_Problem details_: Find each line with the string "spamming" and report it.

_Data provided_:
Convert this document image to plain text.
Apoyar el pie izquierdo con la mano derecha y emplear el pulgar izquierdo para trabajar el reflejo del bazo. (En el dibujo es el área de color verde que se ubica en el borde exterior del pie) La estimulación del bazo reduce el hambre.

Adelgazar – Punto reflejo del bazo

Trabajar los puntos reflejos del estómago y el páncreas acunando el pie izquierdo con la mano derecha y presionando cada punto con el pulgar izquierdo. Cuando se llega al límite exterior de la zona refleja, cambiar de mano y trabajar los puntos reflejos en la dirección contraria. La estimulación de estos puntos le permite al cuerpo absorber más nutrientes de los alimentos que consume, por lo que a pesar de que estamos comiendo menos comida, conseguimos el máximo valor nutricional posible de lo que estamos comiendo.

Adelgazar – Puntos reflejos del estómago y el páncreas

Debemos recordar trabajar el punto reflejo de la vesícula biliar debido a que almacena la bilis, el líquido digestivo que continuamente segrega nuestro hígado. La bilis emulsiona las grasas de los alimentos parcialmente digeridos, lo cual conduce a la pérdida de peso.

==

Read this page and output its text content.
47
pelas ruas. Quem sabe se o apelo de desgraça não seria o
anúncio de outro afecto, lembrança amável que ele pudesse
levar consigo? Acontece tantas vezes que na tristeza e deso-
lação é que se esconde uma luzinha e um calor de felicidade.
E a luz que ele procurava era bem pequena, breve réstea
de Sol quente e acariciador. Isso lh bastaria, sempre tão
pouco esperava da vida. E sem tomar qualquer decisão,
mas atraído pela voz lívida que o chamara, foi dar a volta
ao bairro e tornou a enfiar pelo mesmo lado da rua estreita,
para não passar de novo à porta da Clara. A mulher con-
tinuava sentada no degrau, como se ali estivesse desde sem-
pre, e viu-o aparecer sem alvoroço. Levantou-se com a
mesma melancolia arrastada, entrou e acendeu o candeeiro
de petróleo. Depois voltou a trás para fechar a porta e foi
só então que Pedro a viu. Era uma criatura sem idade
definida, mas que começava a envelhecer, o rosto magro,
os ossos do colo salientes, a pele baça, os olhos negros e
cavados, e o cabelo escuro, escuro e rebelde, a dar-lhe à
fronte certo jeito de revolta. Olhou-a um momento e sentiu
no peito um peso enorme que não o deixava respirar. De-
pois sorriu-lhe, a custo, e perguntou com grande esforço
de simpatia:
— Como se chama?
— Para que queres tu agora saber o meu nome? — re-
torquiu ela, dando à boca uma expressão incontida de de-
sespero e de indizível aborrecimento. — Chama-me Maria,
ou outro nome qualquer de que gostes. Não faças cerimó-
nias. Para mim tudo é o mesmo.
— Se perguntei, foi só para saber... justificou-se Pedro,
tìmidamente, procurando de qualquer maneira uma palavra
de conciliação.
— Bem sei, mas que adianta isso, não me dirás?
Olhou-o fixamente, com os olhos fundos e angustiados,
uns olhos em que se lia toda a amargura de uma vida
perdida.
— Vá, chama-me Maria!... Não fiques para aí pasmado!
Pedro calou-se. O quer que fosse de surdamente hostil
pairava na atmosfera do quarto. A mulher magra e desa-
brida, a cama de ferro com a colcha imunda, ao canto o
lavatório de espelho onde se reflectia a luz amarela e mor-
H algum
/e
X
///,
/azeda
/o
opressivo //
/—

...

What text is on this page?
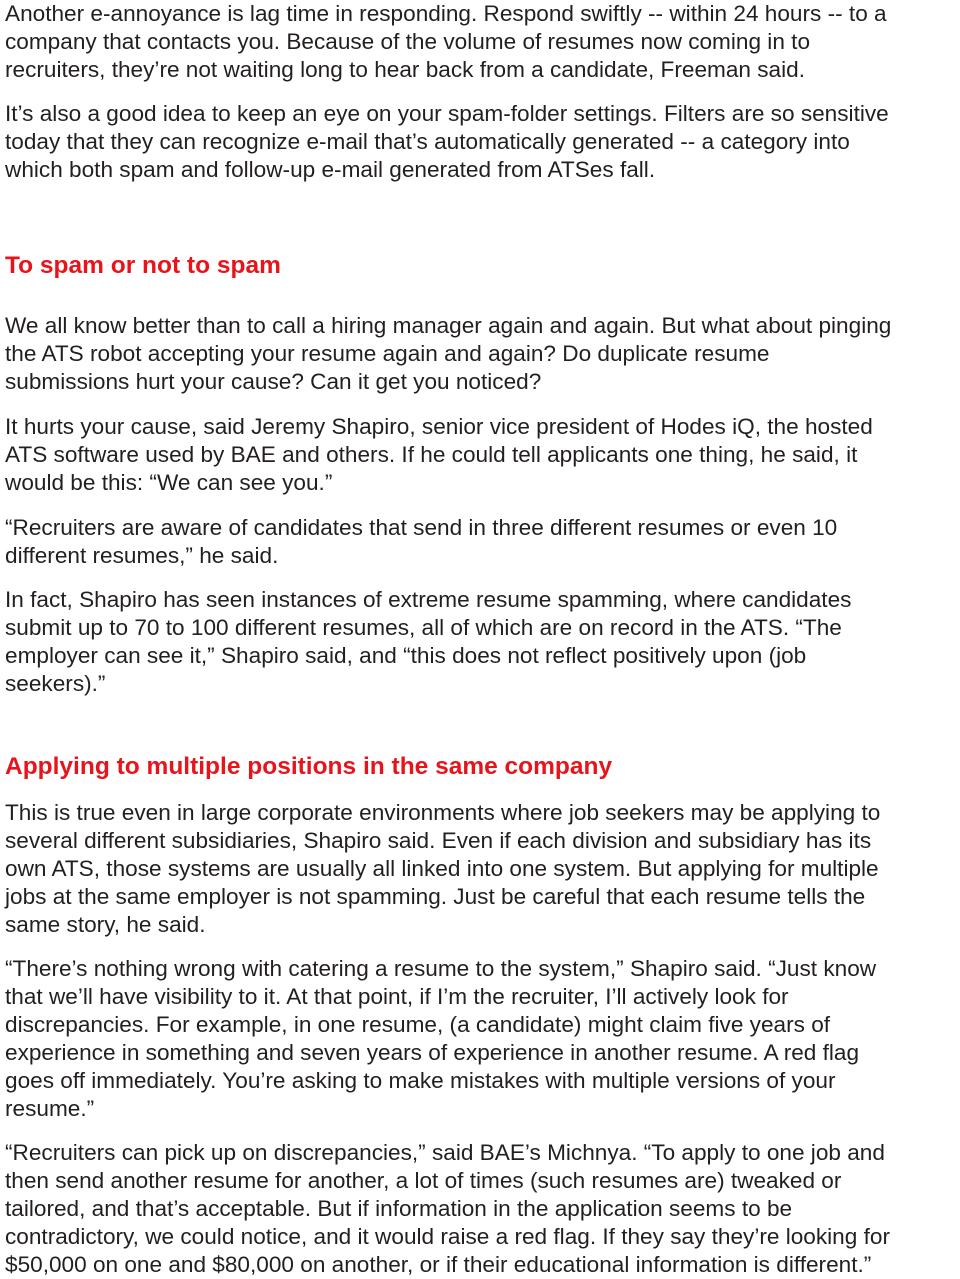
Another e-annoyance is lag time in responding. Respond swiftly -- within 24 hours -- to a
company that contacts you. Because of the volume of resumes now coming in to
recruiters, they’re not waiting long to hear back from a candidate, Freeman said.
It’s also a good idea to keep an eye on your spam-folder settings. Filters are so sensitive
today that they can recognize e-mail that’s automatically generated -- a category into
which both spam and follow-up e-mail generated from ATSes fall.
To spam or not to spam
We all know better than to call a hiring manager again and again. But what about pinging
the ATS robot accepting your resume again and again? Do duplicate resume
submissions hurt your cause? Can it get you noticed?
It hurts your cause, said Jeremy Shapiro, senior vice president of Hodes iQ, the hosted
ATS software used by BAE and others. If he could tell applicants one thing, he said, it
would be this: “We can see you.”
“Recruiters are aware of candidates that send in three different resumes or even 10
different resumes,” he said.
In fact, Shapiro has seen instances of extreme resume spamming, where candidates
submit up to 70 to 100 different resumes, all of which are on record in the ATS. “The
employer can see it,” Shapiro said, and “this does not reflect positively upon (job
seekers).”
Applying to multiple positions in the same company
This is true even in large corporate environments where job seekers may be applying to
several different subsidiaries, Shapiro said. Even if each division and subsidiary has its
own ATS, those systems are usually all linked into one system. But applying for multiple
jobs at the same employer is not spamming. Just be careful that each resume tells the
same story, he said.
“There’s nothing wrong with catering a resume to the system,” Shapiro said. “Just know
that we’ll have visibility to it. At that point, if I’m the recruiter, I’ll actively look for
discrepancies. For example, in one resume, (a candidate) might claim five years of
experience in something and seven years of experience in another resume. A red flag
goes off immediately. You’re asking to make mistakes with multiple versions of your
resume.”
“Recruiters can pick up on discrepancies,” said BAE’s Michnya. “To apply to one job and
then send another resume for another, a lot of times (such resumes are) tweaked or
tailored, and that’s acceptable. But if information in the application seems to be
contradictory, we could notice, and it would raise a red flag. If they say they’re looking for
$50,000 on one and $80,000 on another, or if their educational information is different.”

_Response below_:
In fact, Shapiro has seen instances of extreme resume spamming, where candidates
jobs at the same employer is not spamming. Just be careful that each resume tells the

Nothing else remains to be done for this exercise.